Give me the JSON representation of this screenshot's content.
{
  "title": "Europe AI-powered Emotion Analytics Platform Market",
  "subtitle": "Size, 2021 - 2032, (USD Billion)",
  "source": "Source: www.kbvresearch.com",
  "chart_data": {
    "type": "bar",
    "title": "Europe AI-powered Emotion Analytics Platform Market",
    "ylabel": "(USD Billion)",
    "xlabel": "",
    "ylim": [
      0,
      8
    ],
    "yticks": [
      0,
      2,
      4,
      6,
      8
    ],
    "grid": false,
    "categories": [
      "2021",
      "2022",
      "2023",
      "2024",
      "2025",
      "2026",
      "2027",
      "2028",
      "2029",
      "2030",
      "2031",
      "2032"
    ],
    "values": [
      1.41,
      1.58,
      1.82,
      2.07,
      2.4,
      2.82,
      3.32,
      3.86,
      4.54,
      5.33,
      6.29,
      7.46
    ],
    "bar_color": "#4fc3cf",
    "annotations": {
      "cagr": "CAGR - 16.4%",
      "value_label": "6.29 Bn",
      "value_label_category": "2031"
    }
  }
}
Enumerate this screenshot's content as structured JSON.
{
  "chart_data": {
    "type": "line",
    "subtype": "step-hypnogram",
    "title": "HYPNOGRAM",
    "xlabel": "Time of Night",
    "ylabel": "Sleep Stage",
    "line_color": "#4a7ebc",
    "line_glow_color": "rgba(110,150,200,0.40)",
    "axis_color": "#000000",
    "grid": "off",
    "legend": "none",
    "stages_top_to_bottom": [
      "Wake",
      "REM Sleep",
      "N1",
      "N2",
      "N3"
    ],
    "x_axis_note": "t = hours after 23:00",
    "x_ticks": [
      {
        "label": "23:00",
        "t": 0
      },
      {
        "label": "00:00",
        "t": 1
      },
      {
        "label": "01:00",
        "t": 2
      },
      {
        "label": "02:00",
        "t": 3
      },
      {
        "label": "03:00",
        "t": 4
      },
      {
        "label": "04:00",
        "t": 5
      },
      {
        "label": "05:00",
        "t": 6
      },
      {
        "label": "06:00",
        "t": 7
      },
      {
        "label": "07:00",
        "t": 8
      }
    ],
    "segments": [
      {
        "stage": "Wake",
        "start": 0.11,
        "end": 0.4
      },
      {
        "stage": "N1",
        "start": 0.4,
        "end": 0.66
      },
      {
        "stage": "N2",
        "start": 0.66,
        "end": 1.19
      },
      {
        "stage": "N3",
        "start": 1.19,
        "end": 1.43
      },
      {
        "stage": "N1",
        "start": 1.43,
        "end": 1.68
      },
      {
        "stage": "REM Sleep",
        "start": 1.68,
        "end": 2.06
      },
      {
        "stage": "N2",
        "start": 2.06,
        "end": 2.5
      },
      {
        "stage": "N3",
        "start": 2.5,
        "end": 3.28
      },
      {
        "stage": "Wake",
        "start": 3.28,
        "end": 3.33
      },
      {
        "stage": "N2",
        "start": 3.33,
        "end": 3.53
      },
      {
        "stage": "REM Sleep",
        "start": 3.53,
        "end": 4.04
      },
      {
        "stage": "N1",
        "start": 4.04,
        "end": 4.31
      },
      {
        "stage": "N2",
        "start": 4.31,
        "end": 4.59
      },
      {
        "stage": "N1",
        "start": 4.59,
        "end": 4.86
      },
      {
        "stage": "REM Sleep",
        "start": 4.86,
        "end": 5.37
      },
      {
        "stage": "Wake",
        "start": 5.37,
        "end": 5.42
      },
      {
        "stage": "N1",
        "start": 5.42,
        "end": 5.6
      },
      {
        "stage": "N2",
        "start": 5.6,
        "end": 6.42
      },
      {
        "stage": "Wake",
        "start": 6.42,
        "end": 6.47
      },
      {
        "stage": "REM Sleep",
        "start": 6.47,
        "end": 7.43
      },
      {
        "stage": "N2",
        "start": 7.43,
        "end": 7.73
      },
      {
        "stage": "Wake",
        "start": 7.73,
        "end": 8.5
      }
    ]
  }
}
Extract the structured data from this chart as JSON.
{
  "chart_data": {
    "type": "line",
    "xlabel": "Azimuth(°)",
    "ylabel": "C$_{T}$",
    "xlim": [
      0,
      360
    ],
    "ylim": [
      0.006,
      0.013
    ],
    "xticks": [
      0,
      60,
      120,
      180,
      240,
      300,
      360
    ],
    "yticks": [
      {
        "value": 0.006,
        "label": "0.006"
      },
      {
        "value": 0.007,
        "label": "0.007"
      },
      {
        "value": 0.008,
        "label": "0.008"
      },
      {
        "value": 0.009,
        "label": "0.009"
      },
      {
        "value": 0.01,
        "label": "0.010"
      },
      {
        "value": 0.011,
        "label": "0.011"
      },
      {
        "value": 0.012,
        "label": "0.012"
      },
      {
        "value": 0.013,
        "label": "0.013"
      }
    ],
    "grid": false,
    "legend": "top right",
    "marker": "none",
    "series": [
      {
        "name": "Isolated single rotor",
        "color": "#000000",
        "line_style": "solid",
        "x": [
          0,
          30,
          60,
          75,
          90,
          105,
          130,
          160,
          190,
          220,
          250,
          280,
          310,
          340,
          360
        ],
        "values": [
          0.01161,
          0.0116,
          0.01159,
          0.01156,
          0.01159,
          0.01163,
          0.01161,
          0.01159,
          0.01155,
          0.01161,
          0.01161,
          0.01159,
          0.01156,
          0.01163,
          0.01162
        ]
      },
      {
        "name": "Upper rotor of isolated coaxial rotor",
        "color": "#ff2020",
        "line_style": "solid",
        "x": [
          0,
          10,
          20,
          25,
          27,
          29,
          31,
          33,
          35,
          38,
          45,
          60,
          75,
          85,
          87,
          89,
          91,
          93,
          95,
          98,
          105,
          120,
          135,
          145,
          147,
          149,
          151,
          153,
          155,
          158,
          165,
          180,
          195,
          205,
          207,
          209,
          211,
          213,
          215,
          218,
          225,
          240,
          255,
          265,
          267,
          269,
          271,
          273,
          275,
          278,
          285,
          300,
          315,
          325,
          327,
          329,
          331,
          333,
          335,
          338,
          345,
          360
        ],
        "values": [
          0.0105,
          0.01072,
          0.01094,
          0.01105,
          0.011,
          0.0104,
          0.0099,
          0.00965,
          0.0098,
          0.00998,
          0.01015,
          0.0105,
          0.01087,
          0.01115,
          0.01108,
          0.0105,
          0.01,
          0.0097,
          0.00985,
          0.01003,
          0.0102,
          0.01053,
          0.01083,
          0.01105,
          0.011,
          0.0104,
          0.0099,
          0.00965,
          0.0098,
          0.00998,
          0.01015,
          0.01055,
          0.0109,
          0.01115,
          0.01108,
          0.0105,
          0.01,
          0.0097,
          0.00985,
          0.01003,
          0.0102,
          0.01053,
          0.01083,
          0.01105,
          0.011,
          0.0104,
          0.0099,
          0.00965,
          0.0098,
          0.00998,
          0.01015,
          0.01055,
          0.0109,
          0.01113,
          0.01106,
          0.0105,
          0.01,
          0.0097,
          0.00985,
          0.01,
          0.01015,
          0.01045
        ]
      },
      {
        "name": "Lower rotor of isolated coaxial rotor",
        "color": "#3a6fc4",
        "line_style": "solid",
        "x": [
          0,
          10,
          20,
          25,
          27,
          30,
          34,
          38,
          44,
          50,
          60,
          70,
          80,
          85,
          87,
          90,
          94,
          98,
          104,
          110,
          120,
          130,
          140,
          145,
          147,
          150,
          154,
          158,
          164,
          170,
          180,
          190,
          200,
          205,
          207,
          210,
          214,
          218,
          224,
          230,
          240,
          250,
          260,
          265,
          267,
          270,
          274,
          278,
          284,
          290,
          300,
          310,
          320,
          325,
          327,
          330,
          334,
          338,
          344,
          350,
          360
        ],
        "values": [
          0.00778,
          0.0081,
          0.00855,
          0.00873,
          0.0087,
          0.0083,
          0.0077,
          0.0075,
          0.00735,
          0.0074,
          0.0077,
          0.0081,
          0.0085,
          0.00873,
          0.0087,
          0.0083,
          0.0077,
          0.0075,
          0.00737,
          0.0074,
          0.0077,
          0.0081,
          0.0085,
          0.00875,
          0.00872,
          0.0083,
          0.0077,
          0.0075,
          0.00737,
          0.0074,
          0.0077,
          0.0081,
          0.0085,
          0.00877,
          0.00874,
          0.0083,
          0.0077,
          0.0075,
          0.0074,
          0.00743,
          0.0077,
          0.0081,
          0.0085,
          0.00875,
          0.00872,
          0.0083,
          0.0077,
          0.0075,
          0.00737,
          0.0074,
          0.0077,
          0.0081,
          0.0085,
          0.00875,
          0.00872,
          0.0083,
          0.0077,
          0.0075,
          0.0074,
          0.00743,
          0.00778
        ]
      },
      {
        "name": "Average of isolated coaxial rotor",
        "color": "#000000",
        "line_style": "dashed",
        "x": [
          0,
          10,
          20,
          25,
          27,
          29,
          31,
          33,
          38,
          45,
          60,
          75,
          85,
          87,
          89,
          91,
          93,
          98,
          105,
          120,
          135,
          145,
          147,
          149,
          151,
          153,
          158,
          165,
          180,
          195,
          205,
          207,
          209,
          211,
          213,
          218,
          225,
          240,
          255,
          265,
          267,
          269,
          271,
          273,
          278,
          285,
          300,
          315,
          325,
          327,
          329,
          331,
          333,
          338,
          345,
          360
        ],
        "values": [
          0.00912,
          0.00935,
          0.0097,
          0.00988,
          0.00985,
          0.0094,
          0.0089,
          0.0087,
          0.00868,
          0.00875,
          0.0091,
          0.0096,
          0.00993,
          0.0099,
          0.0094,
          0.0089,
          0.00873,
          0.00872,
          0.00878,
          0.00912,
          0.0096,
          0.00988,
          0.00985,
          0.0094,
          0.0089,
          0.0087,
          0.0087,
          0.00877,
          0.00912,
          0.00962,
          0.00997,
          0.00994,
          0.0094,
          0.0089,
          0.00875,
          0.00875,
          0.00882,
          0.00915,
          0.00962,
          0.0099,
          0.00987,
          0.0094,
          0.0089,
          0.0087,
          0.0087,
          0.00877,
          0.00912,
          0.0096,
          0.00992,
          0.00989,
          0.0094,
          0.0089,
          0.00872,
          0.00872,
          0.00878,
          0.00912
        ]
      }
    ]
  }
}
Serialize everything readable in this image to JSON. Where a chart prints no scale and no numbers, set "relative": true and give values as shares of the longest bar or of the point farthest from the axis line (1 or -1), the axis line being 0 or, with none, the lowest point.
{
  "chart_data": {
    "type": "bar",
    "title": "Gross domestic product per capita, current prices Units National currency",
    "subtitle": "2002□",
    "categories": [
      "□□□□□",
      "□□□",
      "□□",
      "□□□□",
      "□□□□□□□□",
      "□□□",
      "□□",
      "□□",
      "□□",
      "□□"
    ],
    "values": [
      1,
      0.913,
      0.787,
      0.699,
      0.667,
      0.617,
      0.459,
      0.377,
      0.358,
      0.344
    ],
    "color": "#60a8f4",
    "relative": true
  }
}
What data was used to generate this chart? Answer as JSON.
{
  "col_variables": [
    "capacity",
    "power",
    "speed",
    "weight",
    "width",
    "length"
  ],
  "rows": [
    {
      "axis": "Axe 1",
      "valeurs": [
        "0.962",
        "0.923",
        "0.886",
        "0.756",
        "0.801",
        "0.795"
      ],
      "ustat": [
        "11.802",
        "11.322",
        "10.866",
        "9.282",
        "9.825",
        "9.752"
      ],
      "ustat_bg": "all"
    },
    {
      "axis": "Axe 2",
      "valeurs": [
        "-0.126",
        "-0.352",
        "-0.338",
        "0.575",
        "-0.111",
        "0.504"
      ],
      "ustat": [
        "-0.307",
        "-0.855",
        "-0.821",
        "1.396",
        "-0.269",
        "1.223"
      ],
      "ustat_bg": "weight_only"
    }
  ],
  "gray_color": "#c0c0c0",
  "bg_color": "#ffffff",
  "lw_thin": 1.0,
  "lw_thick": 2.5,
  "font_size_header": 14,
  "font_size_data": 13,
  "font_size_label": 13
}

▶ **Set exercise**
Check each line of the entries for the string "Emotion". Copy the lines that have it.

▶ **Exercise output**
  "title": "Europe AI-powered Emotion Analytics Platform Market",
    "title": "Europe AI-powered Emotion Analytics Platform Market",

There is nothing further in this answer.